Work to be completed: Copy every entry precisely.

Recorded information:

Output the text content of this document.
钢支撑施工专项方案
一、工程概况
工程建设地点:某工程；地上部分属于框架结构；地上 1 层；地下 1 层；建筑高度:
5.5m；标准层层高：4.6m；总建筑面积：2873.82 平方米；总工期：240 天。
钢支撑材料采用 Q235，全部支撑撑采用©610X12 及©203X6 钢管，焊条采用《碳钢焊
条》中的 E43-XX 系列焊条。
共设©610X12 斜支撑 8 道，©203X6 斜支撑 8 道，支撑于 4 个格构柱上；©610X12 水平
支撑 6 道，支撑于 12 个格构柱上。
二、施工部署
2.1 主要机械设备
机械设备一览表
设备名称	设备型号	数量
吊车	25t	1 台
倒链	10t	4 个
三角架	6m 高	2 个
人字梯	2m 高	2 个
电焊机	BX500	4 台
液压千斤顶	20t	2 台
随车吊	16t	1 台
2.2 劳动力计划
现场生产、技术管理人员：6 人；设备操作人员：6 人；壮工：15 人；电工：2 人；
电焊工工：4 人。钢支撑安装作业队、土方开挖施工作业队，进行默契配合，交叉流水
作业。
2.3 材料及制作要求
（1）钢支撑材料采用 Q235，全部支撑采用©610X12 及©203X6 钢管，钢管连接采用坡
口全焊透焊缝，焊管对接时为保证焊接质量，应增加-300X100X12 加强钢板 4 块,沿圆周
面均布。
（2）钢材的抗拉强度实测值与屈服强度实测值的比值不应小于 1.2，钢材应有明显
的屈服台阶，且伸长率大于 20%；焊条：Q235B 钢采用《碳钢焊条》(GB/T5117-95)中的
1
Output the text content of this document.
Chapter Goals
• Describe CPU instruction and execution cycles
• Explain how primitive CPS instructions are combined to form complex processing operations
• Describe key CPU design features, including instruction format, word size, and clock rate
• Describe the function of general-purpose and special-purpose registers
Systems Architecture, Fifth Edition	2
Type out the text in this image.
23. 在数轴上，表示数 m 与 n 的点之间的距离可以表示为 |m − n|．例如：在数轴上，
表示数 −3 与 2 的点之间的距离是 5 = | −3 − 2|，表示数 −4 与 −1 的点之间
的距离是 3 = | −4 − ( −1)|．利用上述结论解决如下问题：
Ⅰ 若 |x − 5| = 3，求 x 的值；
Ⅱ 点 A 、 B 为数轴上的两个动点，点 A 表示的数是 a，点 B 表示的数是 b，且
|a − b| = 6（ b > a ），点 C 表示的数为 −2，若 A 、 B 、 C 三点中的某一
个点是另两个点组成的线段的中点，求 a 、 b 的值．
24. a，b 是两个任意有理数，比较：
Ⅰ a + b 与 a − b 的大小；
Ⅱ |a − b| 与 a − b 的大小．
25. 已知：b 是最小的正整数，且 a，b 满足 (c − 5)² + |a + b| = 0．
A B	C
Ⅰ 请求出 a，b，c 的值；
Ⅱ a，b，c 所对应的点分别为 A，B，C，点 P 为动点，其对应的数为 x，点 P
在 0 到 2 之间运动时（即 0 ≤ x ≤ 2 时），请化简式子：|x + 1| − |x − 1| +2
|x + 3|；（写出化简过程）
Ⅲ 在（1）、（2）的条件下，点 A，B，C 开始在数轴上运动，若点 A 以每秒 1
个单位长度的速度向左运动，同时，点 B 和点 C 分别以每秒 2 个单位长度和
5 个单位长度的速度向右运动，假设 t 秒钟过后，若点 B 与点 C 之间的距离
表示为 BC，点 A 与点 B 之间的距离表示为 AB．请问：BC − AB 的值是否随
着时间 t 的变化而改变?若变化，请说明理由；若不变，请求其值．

Answer to the task:
Output the text content of this document.
钢支撑施工专项方案
一、工程概况
工程建设地点:某工程；地上部分属于框架结构；地上 1 层；地下 1 层；建筑高度:
5.5m；标准层层高：4.6m；总建筑面积：2873.82 平方米；总工期：240 天。
钢支撑材料采用 Q235，全部支撑撑采用©610X12 及©203X6 钢管，焊条采用《碳钢焊
条》中的 E43-XX 系列焊条。
共设©610X12 斜支撑 8 道，©203X6 斜支撑 8 道，支撑于 4 个格构柱上；©610X12 水平
支撑 6 道，支撑于 12 个格构柱上。
二、施工部署
2.1 主要机械设备
机械设备一览表
设备名称	设备型号	数量
吊车	25t	1 台
倒链	10t	4 个
三角架	6m 高	2 个
人字梯	2m 高	2 个
电焊机	BX500	4 台
液压千斤顶	20t	2 台
随车吊	16t	1 台
2.2 劳动力计划
现场生产、技术管理人员：6 人；设备操作人员：6 人；壮工：15 人；电工：2 人；
电焊工工：4 人。钢支撑安装作业队、土方开挖施工作业队，进行默契配合，交叉流水
作业。
2.3 材料及制作要求
（1）钢支撑材料采用 Q235，全部支撑采用©610X12 及©203X6 钢管，钢管连接采用坡
口全焊透焊缝，焊管对接时为保证焊接质量，应增加-300X100X12 加强钢板 4 块,沿圆周
面均布。
（2）钢材的抗拉强度实测值与屈服强度实测值的比值不应小于 1.2，钢材应有明显
的屈服台阶，且伸长率大于 20%；焊条：Q235B 钢采用《碳钢焊条》(GB/T5117-95)中的
1
Output the text content of this document.
Chapter Goals
• Describe CPU instruction and execution cycles
• Explain how primitive CPS instructions are combined to form complex processing operations
• Describe key CPU design features, including instruction format, word size, and clock rate
• Describe the function of general-purpose and special-purpose registers
Systems Architecture, Fifth Edition	2
Type out the text in this image.
23. 在数轴上，表示数 m 与 n 的点之间的距离可以表示为 |m − n|．例如：在数轴上，
表示数 −3 与 2 的点之间的距离是 5 = | −3 − 2|，表示数 −4 与 −1 的点之间
的距离是 3 = | −4 − ( −1)|．利用上述结论解决如下问题：
Ⅰ 若 |x − 5| = 3，求 x 的值；
Ⅱ 点 A 、 B 为数轴上的两个动点，点 A 表示的数是 a，点 B 表示的数是 b，且
|a − b| = 6（ b > a ），点 C 表示的数为 −2，若 A 、 B 、 C 三点中的某一
个点是另两个点组成的线段的中点，求 a 、 b 的值．
24. a，b 是两个任意有理数，比较：
Ⅰ a + b 与 a − b 的大小；
Ⅱ |a − b| 与 a − b 的大小．
25. 已知：b 是最小的正整数，且 a，b 满足 (c − 5)² + |a + b| = 0．
A B	C
Ⅰ 请求出 a，b，c 的值；
Ⅱ a，b，c 所对应的点分别为 A，B，C，点 P 为动点，其对应的数为 x，点 P
在 0 到 2 之间运动时（即 0 ≤ x ≤ 2 时），请化简式子：|x + 1| − |x − 1| +2
|x + 3|；（写出化简过程）
Ⅲ 在（1）、（2）的条件下，点 A，B，C 开始在数轴上运动，若点 A 以每秒 1
个单位长度的速度向左运动，同时，点 B 和点 C 分别以每秒 2 个单位长度和
5 个单位长度的速度向右运动，假设 t 秒钟过后，若点 B 与点 C 之间的距离
表示为 BC，点 A 与点 B 之间的距离表示为 AB．请问：BC − AB 的值是否随
着时间 t 的变化而改变?若变化，请说明理由；若不变，请求其值．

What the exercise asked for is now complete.